Each line that holds the word "αερίου" is to be identified and copied.

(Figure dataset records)
○ ○ ○ ○

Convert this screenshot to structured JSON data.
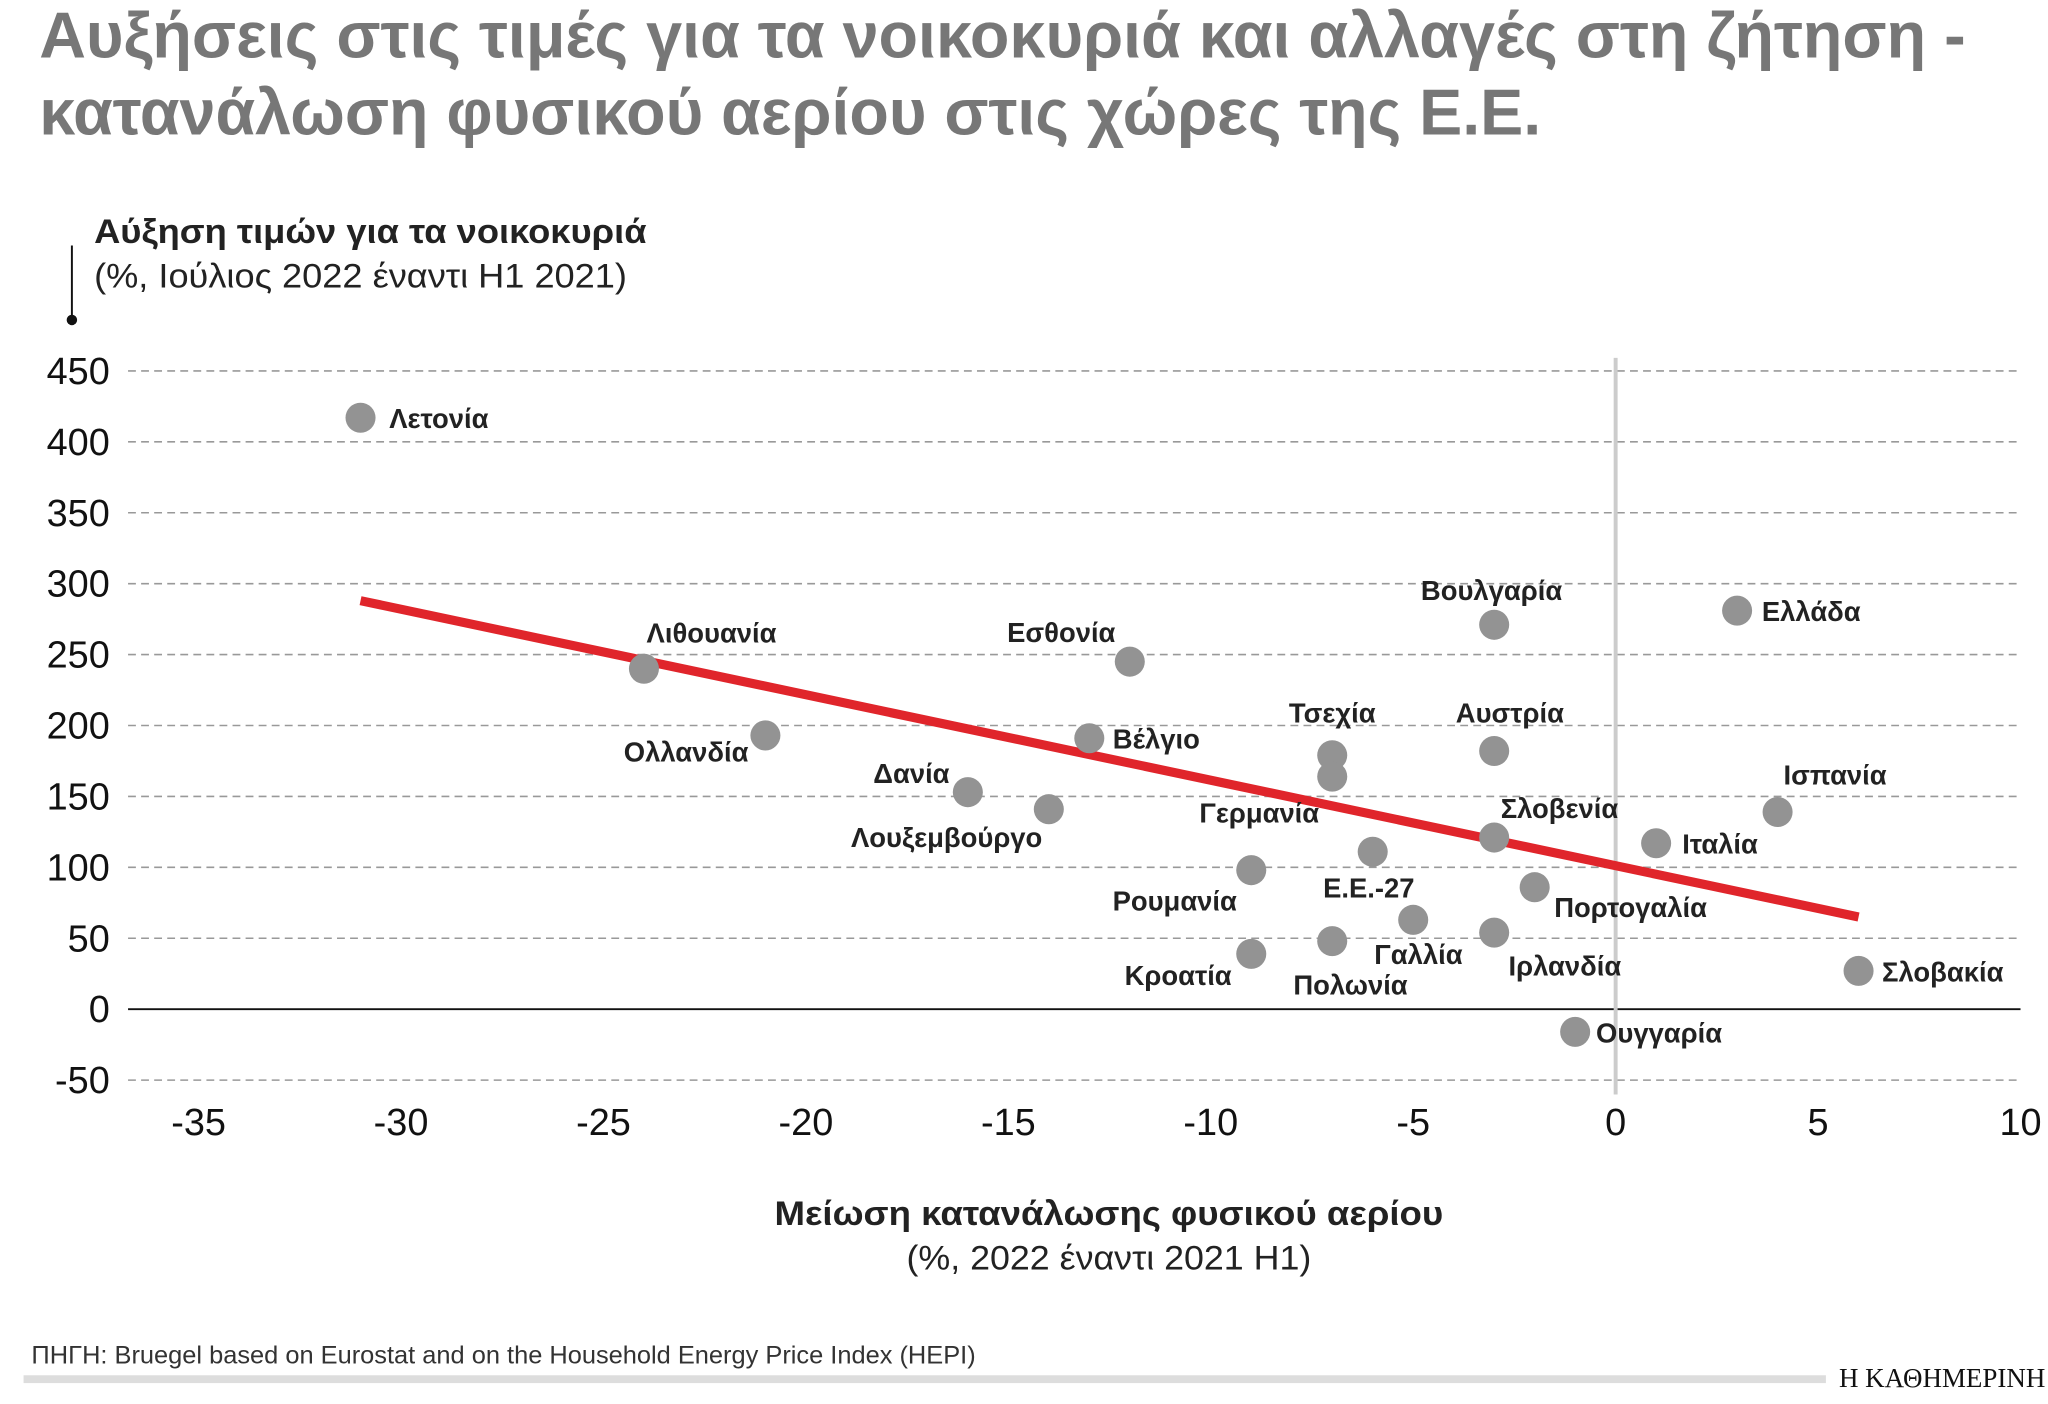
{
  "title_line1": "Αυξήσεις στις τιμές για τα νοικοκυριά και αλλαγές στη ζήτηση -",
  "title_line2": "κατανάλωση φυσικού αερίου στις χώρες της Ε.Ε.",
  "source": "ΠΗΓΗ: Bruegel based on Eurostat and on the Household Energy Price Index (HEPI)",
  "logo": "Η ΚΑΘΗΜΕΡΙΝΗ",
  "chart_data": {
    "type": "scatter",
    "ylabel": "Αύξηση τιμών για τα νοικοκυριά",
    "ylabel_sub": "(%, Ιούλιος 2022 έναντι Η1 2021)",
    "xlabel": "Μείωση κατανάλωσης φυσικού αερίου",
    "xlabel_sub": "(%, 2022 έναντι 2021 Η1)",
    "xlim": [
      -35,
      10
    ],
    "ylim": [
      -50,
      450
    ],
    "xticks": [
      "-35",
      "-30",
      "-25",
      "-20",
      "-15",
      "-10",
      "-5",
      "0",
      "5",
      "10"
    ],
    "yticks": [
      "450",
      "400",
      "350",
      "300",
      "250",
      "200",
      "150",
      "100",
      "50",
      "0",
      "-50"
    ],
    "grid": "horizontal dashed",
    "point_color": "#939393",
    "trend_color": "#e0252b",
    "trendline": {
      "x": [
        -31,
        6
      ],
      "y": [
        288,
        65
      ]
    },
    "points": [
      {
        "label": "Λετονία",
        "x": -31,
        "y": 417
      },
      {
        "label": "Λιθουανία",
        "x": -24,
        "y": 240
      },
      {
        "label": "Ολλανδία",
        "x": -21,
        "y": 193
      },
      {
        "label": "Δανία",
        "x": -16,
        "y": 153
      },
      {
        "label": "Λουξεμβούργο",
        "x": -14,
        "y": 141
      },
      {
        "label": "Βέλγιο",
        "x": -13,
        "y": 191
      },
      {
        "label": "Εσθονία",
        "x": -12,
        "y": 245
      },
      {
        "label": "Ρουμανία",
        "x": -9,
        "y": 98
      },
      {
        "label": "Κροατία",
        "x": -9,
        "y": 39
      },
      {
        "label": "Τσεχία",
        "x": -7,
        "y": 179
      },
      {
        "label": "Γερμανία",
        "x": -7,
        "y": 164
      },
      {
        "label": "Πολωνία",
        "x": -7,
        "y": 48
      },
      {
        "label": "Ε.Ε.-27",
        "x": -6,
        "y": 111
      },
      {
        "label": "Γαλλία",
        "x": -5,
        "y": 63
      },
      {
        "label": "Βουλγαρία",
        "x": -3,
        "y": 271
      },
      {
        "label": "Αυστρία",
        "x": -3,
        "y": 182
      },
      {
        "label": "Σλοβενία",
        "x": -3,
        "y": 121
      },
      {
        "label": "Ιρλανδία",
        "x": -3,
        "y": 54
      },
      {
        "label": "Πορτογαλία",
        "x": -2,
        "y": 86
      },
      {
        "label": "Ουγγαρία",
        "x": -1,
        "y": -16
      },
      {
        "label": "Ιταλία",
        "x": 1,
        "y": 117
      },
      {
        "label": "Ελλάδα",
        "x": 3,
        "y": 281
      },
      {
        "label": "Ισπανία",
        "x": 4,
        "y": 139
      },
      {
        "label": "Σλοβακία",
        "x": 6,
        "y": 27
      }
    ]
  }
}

○ ○ ○ ○

■ **Expected output**
  "title_line2": "κατανάλωση φυσικού αερίου στις χώρες της Ε.Ε.",
    "xlabel": "Μείωση κατανάλωσης φυσικού αερίου",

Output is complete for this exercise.